Find every line of the records that has "Quel" and return it.

Dataset records
⁂

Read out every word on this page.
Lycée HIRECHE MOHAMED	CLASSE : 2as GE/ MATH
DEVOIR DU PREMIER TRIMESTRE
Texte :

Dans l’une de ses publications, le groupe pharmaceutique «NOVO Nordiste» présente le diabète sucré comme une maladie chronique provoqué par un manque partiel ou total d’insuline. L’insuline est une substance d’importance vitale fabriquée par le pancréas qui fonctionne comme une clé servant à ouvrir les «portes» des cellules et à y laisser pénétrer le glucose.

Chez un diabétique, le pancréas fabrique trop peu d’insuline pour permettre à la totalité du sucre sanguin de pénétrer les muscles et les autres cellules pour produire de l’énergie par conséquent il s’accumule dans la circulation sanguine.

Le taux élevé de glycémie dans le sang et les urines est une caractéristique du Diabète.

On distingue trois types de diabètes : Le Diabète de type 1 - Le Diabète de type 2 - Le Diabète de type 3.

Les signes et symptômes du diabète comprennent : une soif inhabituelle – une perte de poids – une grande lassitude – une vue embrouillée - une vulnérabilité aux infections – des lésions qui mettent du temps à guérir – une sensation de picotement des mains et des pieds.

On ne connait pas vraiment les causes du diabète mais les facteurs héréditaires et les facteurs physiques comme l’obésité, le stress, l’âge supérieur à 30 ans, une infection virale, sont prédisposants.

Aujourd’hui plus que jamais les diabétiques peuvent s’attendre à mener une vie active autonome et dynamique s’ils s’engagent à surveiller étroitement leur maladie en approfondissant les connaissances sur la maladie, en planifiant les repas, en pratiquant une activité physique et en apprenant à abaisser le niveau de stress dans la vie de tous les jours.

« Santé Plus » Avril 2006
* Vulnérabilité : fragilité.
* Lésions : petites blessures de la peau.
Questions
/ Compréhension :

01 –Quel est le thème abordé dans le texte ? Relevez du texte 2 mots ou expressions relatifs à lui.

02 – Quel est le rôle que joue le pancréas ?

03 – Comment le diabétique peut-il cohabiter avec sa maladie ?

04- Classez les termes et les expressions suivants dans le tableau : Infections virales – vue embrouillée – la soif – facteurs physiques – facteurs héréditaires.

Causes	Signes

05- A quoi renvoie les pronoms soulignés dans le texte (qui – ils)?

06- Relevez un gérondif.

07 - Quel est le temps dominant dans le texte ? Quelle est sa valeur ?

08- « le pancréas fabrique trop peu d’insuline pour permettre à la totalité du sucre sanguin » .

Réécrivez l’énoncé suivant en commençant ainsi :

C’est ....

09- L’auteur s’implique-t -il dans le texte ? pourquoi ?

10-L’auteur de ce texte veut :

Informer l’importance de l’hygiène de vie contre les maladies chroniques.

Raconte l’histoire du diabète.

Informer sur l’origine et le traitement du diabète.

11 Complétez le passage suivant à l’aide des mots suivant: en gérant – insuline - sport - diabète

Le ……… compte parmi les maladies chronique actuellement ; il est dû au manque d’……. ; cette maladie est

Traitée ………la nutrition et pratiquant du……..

⁂

Answer box:
01 –Quel est le thème abordé dans le texte ? Relevez du texte 2 mots ou expressions relatifs à lui.
02 – Quel est le rôle que joue le pancréas ?
07 - Quel est le temps dominant dans le texte ? Quelle est sa valeur ?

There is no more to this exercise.